What you are asked to do: The entries are to be returned exactly, with images left out.

Items:
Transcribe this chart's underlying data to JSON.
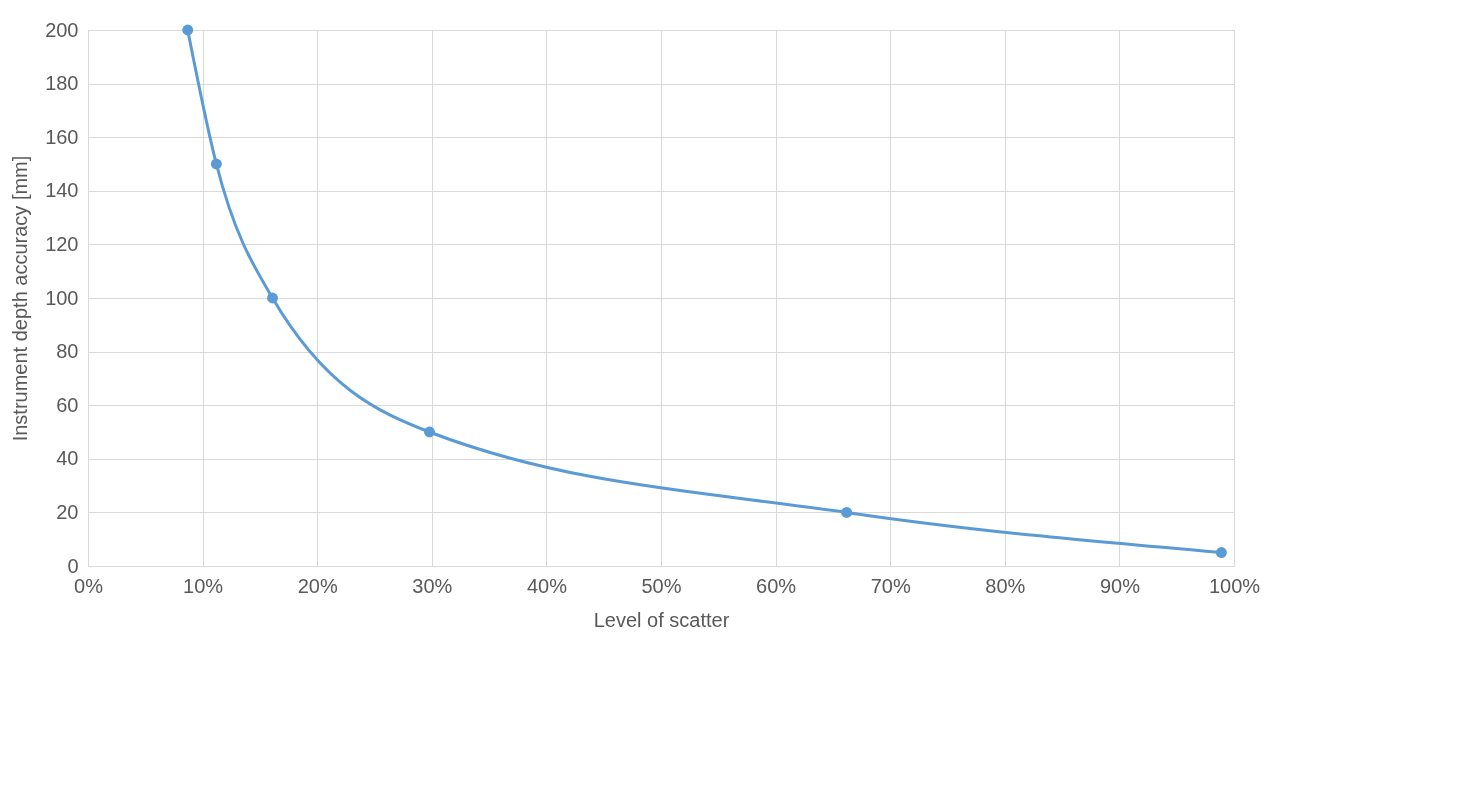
{
  "chart_data": {
    "type": "line",
    "xlabel": "Level of scatter",
    "ylabel": "Instrument depth accuracy [mm]",
    "series": [
      {
        "color": "#5b9bd5",
        "x": [
          8.7,
          11.2,
          16.1,
          29.8,
          66.2,
          98.9
        ],
        "values": [
          200,
          150,
          100,
          50,
          20,
          5
        ]
      }
    ],
    "xlim": [
      0,
      100
    ],
    "xticks": [
      {
        "value": 0,
        "label": "0%"
      },
      {
        "value": 10,
        "label": "10%"
      },
      {
        "value": 20,
        "label": "20%"
      },
      {
        "value": 30,
        "label": "30%"
      },
      {
        "value": 40,
        "label": "40%"
      },
      {
        "value": 50,
        "label": "50%"
      },
      {
        "value": 60,
        "label": "60%"
      },
      {
        "value": 70,
        "label": "70%"
      },
      {
        "value": 80,
        "label": "80%"
      },
      {
        "value": 90,
        "label": "90%"
      },
      {
        "value": 100,
        "label": "100%"
      }
    ],
    "ylim": [
      0,
      200
    ],
    "yticks": [
      0,
      20,
      40,
      60,
      80,
      100,
      120,
      140,
      160,
      180,
      200
    ],
    "grid": true,
    "marker": "circle",
    "line_style": "solid"
  }
}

Right answer:
Transcribe this chart's underlying data to JSON.
{
  "chart_data": {
    "type": "line",
    "xlabel": "Level of scatter",
    "ylabel": "Instrument depth accuracy [mm]",
    "series": [
      {
        "color": "#5b9bd5",
        "x": [
          8.7,
          11.2,
          16.1,
          29.8,
          66.2,
          98.9
        ],
        "values": [
          200,
          150,
          100,
          50,
          20,
          5
        ]
      }
    ],
    "xlim": [
      0,
      100
    ],
    "xticks": [
      {
        "value": 0,
        "label": "0%"
      },
      {
        "value": 10,
        "label": "10%"
      },
      {
        "value": 20,
        "label": "20%"
      },
      {
        "value": 30,
        "label": "30%"
      },
      {
        "value": 40,
        "label": "40%"
      },
      {
        "value": 50,
        "label": "50%"
      },
      {
        "value": 60,
        "label": "60%"
      },
      {
        "value": 70,
        "label": "70%"
      },
      {
        "value": 80,
        "label": "80%"
      },
      {
        "value": 90,
        "label": "90%"
      },
      {
        "value": 100,
        "label": "100%"
      }
    ],
    "ylim": [
      0,
      200
    ],
    "yticks": [
      0,
      20,
      40,
      60,
      80,
      100,
      120,
      140,
      160,
      180,
      200
    ],
    "grid": true,
    "marker": "circle",
    "line_style": "solid"
  }
}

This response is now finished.